## Given data
((
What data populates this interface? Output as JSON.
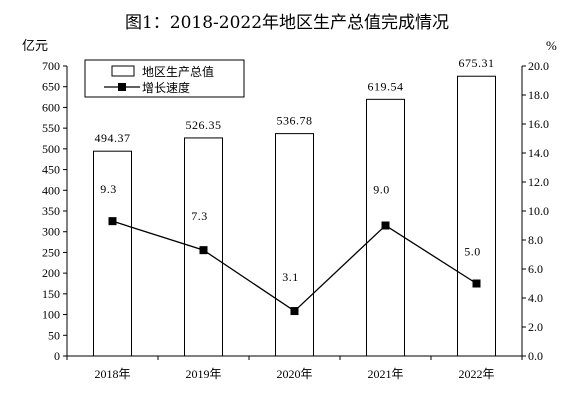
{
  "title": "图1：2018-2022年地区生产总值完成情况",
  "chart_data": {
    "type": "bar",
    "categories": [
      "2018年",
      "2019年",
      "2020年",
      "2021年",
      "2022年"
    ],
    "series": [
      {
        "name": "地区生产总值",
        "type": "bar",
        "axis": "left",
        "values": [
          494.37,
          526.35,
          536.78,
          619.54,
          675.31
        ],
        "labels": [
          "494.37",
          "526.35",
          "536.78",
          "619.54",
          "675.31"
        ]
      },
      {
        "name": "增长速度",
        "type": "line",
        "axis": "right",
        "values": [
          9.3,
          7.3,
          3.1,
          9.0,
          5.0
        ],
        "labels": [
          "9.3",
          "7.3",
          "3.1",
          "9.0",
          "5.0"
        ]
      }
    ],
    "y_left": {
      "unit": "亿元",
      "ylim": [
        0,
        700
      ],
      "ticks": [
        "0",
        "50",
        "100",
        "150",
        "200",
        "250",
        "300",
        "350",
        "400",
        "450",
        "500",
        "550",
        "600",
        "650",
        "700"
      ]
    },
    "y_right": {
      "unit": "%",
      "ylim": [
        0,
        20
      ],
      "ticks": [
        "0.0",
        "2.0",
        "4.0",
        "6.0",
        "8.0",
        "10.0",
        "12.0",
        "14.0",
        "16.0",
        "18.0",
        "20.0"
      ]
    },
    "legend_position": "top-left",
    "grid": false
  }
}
))
((
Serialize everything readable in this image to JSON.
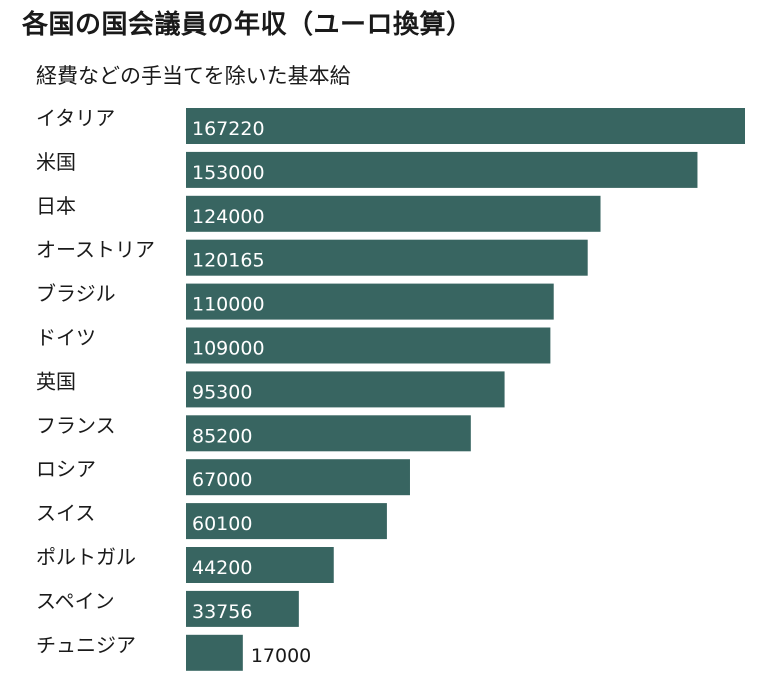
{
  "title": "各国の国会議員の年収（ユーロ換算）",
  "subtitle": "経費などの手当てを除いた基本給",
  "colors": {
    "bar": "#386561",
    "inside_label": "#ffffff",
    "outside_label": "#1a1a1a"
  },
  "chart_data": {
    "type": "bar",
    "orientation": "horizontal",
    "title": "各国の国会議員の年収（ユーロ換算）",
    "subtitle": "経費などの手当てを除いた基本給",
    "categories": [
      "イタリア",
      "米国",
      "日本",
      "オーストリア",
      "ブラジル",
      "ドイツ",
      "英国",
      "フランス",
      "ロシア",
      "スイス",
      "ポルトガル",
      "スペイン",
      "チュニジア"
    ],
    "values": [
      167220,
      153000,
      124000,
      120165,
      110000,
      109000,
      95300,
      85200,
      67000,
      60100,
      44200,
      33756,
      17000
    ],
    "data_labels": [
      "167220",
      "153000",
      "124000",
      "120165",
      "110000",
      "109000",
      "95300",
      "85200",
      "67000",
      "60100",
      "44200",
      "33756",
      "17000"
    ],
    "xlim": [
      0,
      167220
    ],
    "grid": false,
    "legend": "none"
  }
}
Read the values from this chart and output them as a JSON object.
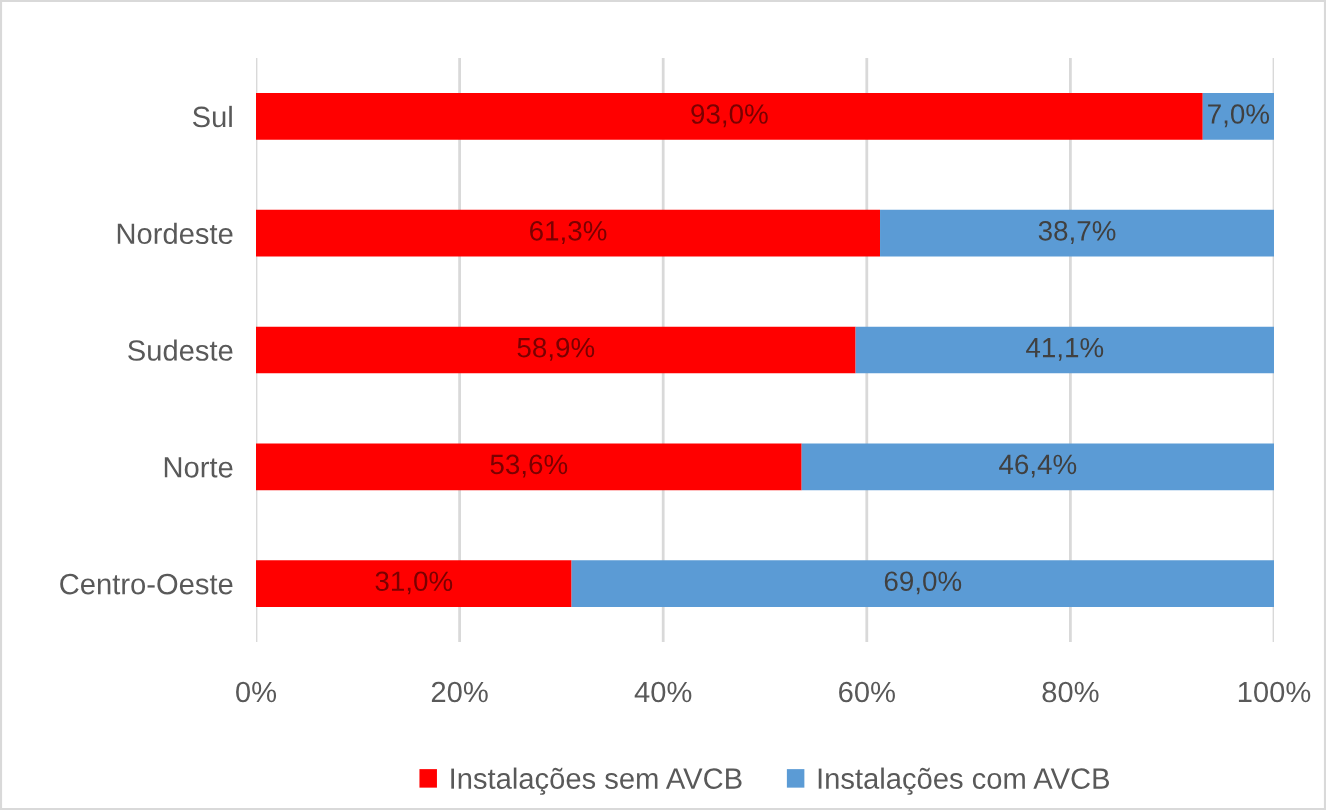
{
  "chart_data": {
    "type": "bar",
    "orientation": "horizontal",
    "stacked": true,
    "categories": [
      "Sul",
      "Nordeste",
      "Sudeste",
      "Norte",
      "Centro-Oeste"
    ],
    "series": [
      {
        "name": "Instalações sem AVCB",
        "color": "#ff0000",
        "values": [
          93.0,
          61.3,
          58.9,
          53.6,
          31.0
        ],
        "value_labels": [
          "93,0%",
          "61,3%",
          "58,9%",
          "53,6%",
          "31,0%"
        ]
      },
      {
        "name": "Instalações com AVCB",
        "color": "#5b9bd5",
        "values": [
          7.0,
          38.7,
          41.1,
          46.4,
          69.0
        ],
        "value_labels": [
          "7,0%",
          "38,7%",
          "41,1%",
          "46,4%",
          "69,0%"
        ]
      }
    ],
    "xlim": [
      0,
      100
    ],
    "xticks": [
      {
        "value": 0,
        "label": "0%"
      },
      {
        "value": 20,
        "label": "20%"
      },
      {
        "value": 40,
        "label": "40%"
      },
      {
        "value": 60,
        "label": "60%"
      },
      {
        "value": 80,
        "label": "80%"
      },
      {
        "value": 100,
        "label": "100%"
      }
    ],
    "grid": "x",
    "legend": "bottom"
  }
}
))
## Directions
Gather every line from the listing above in which the word "経費などの手当てを除いた基本給" appears.

## Solution for this exercise
  "subtitle": "経費などの手当てを除いた基本給",
    "subtitle": "経費などの手当てを除いた基本給",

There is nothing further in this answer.